— Begin Records for processing —

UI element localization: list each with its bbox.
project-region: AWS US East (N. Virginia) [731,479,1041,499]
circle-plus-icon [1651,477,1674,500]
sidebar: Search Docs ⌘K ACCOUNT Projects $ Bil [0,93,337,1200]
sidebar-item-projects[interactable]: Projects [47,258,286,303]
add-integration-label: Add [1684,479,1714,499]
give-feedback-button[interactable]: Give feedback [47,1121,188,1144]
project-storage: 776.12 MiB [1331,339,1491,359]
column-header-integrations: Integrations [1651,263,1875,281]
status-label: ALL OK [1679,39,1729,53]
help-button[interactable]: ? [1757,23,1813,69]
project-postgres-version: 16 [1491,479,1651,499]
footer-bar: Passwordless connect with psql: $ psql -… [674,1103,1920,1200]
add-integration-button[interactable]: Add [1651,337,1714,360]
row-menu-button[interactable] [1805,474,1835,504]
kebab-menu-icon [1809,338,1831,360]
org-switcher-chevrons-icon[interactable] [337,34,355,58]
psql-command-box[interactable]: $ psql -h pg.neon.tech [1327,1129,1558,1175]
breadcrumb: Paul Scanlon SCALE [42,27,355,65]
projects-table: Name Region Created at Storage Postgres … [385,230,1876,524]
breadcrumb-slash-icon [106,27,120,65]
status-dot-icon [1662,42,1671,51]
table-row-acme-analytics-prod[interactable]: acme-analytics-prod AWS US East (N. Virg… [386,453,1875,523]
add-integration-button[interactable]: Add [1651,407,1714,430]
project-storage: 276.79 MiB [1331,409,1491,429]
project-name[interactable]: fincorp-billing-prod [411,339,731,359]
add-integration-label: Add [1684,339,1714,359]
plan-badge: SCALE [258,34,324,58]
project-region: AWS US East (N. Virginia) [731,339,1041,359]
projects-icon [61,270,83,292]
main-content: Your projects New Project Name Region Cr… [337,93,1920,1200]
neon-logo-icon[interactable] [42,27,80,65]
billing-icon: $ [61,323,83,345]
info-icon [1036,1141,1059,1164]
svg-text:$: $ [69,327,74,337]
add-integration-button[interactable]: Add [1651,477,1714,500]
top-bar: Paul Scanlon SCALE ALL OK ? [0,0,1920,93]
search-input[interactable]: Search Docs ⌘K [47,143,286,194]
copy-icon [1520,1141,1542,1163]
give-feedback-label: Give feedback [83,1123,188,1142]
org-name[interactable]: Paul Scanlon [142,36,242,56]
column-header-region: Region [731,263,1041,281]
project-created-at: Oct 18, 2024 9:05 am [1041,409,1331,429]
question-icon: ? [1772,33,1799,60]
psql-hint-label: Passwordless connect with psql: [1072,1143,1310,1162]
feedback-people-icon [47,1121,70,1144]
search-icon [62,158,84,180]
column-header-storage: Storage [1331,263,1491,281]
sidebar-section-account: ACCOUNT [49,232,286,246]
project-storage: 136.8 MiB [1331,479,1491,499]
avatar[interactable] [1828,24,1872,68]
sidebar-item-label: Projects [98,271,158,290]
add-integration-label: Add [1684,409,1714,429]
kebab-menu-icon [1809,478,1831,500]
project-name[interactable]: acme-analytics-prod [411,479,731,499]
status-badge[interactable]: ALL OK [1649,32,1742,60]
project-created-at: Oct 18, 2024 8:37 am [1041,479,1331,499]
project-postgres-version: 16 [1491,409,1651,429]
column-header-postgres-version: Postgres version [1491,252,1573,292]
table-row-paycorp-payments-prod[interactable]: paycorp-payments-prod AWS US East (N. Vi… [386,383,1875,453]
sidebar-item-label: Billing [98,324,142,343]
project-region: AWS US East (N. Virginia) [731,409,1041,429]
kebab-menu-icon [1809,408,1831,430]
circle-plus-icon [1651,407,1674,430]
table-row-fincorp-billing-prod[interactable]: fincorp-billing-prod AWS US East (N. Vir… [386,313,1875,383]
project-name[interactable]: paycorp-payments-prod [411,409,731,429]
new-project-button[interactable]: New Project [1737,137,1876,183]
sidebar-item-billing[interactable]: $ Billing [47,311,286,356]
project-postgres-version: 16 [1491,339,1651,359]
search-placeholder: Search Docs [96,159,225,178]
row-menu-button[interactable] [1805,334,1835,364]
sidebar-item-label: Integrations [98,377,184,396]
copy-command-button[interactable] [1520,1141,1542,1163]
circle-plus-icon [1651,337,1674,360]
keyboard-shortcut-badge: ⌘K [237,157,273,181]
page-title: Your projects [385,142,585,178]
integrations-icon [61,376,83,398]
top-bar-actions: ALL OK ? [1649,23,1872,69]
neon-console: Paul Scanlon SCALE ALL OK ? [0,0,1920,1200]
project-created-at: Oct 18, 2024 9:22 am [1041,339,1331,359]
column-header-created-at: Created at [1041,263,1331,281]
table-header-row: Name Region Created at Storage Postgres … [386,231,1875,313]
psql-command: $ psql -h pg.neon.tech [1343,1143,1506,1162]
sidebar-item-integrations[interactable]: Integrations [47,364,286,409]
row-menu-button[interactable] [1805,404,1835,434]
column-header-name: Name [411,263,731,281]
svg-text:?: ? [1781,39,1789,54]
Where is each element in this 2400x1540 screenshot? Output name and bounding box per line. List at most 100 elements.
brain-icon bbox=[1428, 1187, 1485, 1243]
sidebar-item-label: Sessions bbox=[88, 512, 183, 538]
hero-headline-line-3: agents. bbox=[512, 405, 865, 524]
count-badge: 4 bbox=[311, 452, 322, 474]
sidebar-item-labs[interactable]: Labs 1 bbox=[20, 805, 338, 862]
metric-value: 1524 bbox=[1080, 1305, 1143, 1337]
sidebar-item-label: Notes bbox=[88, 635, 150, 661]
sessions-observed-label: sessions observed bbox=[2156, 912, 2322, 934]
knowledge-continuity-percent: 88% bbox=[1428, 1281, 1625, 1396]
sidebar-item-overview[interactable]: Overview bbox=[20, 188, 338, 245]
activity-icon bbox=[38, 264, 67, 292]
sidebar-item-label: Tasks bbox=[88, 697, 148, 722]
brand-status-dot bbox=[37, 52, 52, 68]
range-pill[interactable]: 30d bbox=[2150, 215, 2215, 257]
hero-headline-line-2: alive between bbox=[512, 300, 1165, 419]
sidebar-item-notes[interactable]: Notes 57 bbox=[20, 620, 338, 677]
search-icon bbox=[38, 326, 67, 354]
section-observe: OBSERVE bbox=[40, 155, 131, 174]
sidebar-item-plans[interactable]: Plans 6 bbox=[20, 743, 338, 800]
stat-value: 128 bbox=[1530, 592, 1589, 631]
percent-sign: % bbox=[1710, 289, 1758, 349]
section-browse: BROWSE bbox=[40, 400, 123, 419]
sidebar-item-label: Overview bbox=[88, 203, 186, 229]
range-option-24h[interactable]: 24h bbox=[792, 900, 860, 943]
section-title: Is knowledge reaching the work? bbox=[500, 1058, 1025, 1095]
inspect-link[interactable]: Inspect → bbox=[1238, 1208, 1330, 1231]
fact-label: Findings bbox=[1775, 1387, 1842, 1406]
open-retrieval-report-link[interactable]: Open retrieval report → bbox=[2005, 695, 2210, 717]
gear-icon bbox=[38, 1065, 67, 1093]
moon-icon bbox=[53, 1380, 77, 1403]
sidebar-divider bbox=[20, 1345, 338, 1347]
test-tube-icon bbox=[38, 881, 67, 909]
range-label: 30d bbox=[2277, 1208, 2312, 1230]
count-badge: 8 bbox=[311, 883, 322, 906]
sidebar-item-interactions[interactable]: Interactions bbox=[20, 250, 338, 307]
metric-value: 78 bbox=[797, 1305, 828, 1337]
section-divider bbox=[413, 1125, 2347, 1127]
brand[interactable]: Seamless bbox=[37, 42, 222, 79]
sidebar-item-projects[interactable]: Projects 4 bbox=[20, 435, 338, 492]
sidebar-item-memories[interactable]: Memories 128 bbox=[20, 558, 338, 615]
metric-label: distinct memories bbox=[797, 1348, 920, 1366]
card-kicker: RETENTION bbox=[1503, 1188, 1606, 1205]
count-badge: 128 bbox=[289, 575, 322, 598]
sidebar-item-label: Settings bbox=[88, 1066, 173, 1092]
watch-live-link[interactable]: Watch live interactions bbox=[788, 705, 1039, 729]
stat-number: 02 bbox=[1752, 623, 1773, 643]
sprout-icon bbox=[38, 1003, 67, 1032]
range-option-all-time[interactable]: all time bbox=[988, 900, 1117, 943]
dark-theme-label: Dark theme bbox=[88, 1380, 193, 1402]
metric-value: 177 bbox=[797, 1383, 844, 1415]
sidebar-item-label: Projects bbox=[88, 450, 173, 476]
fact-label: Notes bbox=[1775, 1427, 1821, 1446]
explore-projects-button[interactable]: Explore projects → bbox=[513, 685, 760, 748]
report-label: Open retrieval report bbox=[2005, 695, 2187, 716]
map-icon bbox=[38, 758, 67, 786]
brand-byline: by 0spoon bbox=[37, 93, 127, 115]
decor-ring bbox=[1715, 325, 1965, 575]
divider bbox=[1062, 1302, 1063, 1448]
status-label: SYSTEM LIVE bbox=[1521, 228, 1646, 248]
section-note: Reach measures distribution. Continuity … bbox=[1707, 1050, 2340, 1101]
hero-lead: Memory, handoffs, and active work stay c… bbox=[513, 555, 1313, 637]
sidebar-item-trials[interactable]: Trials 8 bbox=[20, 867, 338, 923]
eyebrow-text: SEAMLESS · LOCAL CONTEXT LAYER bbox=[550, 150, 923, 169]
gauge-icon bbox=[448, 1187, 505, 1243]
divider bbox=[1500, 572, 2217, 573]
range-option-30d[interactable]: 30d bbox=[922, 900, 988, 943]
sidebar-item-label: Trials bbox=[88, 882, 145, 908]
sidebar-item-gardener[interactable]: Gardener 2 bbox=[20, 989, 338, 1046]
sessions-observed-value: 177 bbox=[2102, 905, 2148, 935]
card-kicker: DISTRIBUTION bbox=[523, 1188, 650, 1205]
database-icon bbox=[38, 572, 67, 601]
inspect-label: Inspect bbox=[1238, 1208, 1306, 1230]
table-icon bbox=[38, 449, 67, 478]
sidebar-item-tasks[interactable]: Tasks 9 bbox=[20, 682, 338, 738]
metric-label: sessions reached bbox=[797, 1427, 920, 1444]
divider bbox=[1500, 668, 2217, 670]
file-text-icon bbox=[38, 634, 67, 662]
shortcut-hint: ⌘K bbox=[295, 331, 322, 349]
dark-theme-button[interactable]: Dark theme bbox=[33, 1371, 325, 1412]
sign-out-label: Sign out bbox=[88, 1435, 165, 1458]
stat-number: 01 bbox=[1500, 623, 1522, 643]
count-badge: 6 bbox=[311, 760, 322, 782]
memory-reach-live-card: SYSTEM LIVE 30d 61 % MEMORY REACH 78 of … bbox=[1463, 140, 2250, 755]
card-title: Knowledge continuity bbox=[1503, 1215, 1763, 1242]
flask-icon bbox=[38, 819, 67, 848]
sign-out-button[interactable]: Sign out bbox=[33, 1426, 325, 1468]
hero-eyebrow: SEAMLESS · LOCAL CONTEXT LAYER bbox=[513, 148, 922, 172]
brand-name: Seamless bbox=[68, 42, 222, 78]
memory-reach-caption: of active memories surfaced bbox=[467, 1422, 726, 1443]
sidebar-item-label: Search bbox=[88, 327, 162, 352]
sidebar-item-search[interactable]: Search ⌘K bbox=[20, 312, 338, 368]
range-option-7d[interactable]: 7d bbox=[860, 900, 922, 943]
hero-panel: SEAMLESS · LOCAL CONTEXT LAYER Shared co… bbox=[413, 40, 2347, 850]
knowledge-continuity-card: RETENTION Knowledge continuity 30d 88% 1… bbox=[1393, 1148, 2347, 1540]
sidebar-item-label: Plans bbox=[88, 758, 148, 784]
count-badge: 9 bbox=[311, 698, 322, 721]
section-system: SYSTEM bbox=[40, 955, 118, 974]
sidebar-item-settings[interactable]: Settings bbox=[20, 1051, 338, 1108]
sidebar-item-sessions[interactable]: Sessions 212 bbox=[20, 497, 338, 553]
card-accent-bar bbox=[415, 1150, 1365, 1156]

— End Records for processing —

What is needed:
Rewrite the stretch of the data from the start through the line containing "projects-icon [61,270,83,292]", renaming "add-integration-button" to "integration-add-button" and leaving everything else unchanged.

Task response:
UI element localization: list each with its bbox.
project-region: AWS US East (N. Virginia) [731,479,1041,499]
circle-plus-icon [1651,477,1674,500]
sidebar: Search Docs ⌘K ACCOUNT Projects $ Bil [0,93,337,1200]
sidebar-item-projects[interactable]: Projects [47,258,286,303]
add-integration-label: Add [1684,479,1714,499]
give-feedback-button[interactable]: Give feedback [47,1121,188,1144]
project-storage: 776.12 MiB [1331,339,1491,359]
column-header-integrations: Integrations [1651,263,1875,281]
status-label: ALL OK [1679,39,1729,53]
help-button[interactable]: ? [1757,23,1813,69]
project-postgres-version: 16 [1491,479,1651,499]
footer-bar: Passwordless connect with psql: $ psql -… [674,1103,1920,1200]
integration-add-button[interactable]: Add [1651,337,1714,360]
row-menu-button[interactable] [1805,474,1835,504]
kebab-menu-icon [1809,338,1831,360]
org-switcher-chevrons-icon[interactable] [337,34,355,58]
psql-command-box[interactable]: $ psql -h pg.neon.tech [1327,1129,1558,1175]
breadcrumb: Paul Scanlon SCALE [42,27,355,65]
projects-table: Name Region Created at Storage Postgres … [385,230,1876,524]
breadcrumb-slash-icon [106,27,120,65]
status-dot-icon [1662,42,1671,51]
table-row-acme-analytics-prod[interactable]: acme-analytics-prod AWS US East (N. Virg… [386,453,1875,523]
integration-add-button[interactable]: Add [1651,407,1714,430]
project-storage: 276.79 MiB [1331,409,1491,429]
project-name[interactable]: fincorp-billing-prod [411,339,731,359]
add-integration-label: Add [1684,339,1714,359]
plan-badge: SCALE [258,34,324,58]
project-region: AWS US East (N. Virginia) [731,339,1041,359]
projects-icon [61,270,83,292]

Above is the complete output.